Material for the task>
┄┄┄┄┄┄┄┄┄┄
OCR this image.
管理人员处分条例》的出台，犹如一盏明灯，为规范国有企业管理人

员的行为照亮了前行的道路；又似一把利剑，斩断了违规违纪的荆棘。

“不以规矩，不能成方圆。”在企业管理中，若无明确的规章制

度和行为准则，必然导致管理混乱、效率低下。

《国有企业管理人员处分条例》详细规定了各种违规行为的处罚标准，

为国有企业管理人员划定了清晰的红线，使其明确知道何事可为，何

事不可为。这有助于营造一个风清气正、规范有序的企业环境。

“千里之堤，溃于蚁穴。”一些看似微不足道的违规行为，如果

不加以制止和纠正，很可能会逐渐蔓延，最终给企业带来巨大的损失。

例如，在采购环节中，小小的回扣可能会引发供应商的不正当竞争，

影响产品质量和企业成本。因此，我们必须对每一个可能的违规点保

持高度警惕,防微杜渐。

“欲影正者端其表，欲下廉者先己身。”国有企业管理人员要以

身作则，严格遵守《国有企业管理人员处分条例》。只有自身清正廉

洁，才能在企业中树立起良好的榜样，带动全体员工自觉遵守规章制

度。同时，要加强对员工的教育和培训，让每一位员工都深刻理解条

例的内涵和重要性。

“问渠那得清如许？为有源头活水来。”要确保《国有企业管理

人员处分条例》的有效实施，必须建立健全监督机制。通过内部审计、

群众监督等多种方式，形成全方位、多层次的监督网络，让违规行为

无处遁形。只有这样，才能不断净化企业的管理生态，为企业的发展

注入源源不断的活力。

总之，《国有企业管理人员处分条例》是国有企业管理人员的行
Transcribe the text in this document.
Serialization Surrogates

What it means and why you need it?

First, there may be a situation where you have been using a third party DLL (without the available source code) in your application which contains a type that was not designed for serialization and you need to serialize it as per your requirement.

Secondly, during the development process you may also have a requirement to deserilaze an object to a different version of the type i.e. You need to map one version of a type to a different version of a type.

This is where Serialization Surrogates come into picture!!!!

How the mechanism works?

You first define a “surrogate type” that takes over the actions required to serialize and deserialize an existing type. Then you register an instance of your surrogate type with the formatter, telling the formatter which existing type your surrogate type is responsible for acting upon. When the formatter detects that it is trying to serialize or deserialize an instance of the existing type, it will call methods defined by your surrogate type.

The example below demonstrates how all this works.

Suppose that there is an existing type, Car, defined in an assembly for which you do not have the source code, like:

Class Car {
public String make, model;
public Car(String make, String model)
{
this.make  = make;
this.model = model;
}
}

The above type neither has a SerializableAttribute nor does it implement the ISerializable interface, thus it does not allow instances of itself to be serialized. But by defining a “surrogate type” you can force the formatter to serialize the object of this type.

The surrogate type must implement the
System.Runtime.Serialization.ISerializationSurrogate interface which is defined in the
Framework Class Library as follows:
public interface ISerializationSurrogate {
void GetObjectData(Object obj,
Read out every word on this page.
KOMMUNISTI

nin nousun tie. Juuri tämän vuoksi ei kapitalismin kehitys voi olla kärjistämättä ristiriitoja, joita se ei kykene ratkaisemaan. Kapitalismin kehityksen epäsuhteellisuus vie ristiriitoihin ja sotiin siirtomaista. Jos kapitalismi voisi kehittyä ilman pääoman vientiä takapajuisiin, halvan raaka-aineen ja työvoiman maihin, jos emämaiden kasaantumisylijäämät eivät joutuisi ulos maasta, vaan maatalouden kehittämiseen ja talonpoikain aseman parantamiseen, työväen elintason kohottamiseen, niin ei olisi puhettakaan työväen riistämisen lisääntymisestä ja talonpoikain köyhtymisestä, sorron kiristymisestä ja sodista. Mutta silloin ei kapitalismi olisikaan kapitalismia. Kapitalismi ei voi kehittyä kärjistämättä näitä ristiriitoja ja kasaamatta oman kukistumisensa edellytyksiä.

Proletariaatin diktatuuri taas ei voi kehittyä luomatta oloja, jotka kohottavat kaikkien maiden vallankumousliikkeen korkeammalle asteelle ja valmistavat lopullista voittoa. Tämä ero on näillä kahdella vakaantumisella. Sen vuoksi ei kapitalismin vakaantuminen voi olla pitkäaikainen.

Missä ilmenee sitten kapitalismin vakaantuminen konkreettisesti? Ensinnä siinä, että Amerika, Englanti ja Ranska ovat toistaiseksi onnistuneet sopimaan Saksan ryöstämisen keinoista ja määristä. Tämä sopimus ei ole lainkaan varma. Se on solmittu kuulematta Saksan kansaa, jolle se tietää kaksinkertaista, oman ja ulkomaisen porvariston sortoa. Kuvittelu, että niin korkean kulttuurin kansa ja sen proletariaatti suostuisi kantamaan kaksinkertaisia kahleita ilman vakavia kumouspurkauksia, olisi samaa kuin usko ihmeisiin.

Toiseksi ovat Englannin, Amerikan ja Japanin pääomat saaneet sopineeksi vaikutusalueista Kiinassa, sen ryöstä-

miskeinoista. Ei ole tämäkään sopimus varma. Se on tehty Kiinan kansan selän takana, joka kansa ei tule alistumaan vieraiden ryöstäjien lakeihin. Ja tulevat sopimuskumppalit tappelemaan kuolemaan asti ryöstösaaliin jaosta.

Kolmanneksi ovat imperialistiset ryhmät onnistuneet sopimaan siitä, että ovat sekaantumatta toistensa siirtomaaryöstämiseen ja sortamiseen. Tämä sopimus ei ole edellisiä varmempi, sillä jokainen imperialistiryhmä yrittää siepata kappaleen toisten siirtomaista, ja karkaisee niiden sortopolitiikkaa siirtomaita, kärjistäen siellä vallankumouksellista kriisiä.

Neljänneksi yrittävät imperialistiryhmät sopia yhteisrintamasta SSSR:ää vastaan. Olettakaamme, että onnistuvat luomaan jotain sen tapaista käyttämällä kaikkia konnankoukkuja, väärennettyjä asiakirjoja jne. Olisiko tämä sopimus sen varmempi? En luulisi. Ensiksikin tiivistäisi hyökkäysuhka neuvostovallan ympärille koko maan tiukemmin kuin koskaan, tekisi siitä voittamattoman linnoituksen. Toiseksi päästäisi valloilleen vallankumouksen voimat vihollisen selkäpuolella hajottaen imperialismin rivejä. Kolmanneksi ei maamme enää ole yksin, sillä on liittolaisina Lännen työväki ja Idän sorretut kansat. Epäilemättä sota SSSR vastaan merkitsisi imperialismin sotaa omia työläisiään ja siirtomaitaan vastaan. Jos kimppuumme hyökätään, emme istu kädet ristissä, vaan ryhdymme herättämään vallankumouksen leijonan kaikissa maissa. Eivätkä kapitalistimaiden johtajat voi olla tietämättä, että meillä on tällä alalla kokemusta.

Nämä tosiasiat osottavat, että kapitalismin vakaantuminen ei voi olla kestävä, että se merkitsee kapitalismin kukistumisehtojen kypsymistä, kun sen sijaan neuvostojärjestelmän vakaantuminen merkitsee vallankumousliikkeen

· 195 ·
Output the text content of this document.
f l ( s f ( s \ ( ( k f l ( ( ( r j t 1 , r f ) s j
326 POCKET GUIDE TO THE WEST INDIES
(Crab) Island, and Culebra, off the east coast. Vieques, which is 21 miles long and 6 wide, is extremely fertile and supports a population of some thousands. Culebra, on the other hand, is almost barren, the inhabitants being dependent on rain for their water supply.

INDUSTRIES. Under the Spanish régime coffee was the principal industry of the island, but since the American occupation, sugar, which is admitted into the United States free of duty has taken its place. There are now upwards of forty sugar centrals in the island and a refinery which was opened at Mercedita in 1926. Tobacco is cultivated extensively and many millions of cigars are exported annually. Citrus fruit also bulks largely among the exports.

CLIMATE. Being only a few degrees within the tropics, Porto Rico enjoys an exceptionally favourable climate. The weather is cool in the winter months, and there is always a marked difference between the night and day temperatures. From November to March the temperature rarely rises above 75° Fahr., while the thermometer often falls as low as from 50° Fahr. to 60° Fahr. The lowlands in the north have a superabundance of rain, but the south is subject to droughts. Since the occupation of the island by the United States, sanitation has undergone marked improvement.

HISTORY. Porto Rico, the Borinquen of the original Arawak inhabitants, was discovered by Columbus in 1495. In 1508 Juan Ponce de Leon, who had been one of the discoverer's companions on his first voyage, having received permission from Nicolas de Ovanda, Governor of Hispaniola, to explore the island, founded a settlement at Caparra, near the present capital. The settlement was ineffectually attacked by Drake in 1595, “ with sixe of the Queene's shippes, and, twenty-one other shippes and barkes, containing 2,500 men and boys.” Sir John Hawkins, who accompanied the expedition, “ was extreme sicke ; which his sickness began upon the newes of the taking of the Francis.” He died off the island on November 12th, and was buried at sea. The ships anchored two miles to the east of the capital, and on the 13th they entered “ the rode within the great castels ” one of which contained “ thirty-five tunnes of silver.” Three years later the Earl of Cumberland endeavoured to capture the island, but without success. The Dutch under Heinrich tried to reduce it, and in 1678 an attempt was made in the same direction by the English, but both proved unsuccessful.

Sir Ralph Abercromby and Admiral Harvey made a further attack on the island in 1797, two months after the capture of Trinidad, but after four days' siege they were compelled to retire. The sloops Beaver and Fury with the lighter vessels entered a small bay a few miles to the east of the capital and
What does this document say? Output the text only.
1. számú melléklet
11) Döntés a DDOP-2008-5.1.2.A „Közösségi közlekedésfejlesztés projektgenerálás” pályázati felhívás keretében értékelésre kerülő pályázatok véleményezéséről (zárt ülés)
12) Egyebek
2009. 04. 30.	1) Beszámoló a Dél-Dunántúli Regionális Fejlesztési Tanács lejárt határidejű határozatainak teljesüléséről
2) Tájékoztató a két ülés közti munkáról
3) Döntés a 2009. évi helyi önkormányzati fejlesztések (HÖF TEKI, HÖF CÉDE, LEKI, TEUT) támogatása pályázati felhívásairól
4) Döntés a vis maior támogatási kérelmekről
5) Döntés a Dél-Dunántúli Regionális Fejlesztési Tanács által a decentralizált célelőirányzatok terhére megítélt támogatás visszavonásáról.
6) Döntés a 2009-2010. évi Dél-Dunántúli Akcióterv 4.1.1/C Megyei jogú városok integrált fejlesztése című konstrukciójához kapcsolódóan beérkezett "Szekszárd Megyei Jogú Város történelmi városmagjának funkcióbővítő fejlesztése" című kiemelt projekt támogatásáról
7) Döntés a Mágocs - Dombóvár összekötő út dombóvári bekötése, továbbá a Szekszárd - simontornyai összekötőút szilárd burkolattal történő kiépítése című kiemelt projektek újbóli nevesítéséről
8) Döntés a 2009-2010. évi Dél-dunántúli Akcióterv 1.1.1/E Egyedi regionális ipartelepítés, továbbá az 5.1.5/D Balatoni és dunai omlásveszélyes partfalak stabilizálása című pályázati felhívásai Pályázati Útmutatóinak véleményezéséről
┄┄┄┄┄┄┄┄┄┄
Return, from the data, each line that has the word "Surrogates" in it.

Serialization Surrogates
This is where Serialization Surrogates come into picture!!!!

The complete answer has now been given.